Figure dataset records
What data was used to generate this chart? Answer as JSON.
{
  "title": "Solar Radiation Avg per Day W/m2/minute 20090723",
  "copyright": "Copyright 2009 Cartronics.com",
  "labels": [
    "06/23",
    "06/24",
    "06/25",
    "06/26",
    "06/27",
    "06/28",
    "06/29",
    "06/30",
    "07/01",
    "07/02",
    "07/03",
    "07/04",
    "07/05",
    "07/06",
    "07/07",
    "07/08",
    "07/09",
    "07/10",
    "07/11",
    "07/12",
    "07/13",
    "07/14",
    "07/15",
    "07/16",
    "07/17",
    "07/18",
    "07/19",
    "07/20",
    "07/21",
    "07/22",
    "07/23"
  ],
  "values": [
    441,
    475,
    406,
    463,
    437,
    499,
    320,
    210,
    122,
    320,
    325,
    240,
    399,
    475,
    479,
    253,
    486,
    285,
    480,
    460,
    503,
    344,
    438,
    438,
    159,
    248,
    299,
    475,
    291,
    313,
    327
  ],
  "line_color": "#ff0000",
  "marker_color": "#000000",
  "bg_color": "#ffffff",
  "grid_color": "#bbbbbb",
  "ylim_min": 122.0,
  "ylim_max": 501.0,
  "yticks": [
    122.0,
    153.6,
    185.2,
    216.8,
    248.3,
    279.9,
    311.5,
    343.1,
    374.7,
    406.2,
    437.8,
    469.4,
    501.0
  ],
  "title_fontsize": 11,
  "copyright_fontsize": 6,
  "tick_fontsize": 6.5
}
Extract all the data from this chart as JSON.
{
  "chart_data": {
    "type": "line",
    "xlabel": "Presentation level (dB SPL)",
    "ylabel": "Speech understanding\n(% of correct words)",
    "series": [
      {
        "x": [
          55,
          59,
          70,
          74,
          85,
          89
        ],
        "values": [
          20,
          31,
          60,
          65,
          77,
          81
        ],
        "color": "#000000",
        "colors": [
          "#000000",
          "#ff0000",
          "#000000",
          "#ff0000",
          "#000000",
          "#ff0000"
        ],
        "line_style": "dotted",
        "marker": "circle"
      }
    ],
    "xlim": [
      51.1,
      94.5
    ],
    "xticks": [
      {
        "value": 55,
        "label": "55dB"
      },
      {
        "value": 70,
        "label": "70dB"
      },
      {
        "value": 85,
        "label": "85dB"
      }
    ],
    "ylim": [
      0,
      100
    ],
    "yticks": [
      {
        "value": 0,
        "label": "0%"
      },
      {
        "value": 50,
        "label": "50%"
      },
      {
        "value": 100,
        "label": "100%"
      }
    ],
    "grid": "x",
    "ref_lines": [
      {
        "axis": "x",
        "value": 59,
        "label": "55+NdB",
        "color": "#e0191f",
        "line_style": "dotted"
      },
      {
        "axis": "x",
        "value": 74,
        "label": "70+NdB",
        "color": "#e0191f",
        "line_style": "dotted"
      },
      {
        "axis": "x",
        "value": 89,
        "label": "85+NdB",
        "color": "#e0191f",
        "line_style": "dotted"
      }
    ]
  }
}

> WRITTEN INSTRUCTION: Copy exactly, word for word, the line with "Extract all the data from this chart as JSON." through the final line of the listing.

> WRITTEN REPLY:
Extract all the data from this chart as JSON.
{
  "chart_data": {
    "type": "line",
    "xlabel": "Presentation level (dB SPL)",
    "ylabel": "Speech understanding\n(% of correct words)",
    "series": [
      {
        "x": [
          55,
          59,
          70,
          74,
          85,
          89
        ],
        "values": [
          20,
          31,
          60,
          65,
          77,
          81
        ],
        "color": "#000000",
        "colors": [
          "#000000",
          "#ff0000",
          "#000000",
          "#ff0000",
          "#000000",
          "#ff0000"
        ],
        "line_style": "dotted",
        "marker": "circle"
      }
    ],
    "xlim": [
      51.1,
      94.5
    ],
    "xticks": [
      {
        "value": 55,
        "label": "55dB"
      },
      {
        "value": 70,
        "label": "70dB"
      },
      {
        "value": 85,
        "label": "85dB"
      }
    ],
    "ylim": [
      0,
      100
    ],
    "yticks": [
      {
        "value": 0,
        "label": "0%"
      },
      {
        "value": 50,
        "label": "50%"
      },
      {
        "value": 100,
        "label": "100%"
      }
    ],
    "grid": "x",
    "ref_lines": [
      {
        "axis": "x",
        "value": 59,
        "label": "55+NdB",
        "color": "#e0191f",
        "line_style": "dotted"
      },
      {
        "axis": "x",
        "value": 74,
        "label": "70+NdB",
        "color": "#e0191f",
        "line_style": "dotted"
      },
      {
        "axis": "x",
        "value": 89,
        "label": "85+NdB",
        "color": "#e0191f",
        "line_style": "dotted"
      }
    ]
  }
}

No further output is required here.